- _RECORDED DATA_:
────────────────

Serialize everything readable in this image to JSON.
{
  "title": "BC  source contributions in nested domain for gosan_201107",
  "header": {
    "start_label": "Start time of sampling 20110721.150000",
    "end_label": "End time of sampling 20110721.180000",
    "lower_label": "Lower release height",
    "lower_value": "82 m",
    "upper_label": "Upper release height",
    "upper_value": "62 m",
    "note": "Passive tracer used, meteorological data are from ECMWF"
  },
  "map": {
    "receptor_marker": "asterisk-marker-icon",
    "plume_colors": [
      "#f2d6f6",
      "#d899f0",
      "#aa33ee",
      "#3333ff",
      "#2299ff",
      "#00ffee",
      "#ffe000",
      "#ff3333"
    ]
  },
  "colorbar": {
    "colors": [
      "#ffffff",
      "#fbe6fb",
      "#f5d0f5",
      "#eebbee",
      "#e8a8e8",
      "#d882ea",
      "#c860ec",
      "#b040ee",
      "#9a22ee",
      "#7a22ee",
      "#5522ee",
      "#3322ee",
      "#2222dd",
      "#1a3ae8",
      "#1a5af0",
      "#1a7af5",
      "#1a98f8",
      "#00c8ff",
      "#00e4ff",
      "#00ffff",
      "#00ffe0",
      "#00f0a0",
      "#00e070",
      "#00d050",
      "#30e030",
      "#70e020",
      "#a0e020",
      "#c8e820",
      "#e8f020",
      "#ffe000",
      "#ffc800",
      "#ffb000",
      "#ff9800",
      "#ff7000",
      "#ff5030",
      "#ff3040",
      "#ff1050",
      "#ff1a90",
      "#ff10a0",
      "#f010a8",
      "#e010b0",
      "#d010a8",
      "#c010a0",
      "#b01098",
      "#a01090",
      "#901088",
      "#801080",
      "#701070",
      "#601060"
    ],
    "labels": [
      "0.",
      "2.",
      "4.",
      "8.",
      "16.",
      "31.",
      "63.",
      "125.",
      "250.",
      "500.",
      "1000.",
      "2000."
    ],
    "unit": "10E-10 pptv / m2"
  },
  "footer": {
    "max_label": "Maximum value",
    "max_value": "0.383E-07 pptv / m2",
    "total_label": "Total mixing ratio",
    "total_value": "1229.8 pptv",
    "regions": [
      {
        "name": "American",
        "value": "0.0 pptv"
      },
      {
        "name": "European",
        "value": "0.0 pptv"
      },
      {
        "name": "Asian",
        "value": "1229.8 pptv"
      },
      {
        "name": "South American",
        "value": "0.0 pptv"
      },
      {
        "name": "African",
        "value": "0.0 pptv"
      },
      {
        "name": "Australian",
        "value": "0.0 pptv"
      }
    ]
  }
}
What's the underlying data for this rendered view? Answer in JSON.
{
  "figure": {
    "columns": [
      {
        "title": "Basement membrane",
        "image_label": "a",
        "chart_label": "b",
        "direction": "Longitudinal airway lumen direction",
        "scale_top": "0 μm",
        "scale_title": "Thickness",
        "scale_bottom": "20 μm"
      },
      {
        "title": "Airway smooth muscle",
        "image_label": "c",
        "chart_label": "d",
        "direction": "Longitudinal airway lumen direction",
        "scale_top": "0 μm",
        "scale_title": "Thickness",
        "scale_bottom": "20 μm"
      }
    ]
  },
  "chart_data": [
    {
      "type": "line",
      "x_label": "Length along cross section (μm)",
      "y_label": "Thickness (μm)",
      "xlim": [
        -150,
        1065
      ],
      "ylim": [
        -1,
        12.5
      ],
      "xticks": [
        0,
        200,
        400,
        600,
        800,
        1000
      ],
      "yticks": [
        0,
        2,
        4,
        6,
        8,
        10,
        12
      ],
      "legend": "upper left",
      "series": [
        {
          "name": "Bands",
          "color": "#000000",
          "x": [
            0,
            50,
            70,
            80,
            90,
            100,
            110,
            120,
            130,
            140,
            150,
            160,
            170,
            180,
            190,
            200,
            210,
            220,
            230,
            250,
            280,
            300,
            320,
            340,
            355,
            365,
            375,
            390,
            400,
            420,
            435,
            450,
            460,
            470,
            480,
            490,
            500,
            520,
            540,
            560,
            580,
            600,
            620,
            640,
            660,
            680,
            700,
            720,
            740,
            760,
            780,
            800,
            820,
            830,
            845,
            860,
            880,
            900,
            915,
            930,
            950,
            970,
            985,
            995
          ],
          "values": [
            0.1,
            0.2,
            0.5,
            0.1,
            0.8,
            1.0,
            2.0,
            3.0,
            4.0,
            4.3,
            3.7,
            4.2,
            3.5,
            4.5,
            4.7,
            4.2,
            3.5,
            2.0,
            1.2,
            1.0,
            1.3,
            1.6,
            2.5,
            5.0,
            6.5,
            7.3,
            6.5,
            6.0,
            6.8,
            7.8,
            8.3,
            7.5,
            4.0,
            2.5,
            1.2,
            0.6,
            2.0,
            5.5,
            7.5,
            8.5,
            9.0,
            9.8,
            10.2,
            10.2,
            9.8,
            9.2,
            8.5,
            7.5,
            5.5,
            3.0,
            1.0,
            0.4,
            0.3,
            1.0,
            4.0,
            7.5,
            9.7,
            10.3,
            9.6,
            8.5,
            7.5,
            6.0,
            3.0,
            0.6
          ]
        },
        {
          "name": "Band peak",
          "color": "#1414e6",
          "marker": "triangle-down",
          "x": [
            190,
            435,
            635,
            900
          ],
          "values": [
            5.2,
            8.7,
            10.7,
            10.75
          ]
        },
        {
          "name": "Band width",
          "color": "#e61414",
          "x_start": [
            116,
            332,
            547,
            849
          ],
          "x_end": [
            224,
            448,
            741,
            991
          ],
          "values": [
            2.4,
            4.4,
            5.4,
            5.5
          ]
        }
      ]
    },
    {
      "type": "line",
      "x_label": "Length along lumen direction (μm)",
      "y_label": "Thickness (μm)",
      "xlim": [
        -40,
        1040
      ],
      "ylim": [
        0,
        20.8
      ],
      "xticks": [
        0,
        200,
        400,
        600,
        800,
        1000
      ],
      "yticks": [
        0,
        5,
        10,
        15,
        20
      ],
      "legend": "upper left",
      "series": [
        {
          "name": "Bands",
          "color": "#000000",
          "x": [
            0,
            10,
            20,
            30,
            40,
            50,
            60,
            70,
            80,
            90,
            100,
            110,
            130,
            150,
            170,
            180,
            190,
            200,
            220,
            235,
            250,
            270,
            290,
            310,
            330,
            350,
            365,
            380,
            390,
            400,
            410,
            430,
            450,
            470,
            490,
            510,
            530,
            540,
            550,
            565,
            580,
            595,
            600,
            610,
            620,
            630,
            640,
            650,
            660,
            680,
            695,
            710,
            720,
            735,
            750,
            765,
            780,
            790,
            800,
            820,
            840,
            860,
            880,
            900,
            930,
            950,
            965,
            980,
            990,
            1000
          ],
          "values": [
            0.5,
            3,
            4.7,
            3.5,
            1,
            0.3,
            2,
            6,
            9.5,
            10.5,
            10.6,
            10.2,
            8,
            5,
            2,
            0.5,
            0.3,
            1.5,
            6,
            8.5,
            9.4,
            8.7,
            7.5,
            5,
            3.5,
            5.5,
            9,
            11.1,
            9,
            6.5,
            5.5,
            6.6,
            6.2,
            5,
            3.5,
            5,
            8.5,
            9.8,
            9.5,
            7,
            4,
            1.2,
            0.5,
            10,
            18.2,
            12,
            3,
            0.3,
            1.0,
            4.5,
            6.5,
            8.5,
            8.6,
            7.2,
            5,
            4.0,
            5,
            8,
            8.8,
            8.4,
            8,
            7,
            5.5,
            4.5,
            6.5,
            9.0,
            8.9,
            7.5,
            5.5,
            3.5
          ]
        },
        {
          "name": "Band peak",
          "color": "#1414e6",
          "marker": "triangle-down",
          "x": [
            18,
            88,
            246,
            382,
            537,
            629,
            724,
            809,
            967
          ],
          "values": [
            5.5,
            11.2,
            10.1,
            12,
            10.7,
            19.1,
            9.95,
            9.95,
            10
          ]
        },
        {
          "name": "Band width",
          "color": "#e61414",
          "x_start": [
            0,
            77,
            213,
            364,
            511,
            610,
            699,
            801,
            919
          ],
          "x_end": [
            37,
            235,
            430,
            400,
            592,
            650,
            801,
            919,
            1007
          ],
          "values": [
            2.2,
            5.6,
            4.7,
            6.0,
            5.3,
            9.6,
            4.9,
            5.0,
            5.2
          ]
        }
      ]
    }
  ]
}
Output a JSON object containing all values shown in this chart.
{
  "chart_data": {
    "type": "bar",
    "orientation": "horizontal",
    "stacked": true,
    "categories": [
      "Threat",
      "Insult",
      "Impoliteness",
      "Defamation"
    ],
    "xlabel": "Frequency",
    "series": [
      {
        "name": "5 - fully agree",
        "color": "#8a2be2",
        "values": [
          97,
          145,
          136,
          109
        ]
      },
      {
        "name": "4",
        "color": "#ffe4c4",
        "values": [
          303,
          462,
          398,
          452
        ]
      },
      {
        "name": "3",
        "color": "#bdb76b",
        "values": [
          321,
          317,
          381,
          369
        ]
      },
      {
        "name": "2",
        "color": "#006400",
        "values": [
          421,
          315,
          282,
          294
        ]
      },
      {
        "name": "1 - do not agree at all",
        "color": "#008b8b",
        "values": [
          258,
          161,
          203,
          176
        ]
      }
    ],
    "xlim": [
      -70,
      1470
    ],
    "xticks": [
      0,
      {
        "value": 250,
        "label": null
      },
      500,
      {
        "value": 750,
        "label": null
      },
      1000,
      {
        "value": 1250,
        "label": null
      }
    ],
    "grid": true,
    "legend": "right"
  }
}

────────────────

Above are the records; copy exactly the lines from the one with "Output a JSON" through the final line.

Output a JSON object containing all values shown in this chart.
{
  "chart_data": {
    "type": "bar",
    "orientation": "horizontal",
    "stacked": true,
    "categories": [
      "Threat",
      "Insult",
      "Impoliteness",
      "Defamation"
    ],
    "xlabel": "Frequency",
    "series": [
      {
        "name": "5 - fully agree",
        "color": "#8a2be2",
        "values": [
          97,
          145,
          136,
          109
        ]
      },
      {
        "name": "4",
        "color": "#ffe4c4",
        "values": [
          303,
          462,
          398,
          452
        ]
      },
      {
        "name": "3",
        "color": "#bdb76b",
        "values": [
          321,
          317,
          381,
          369
        ]
      },
      {
        "name": "2",
        "color": "#006400",
        "values": [
          421,
          315,
          282,
          294
        ]
      },
      {
        "name": "1 - do not agree at all",
        "color": "#008b8b",
        "values": [
          258,
          161,
          203,
          176
        ]
      }
    ],
    "xlim": [
      -70,
      1470
    ],
    "xticks": [
      0,
      {
        "value": 250,
        "label": null
      },
      500,
      {
        "value": 750,
        "label": null
      },
      1000,
      {
        "value": 1250,
        "label": null
      }
    ],
    "grid": true,
    "legend": "right"
  }
}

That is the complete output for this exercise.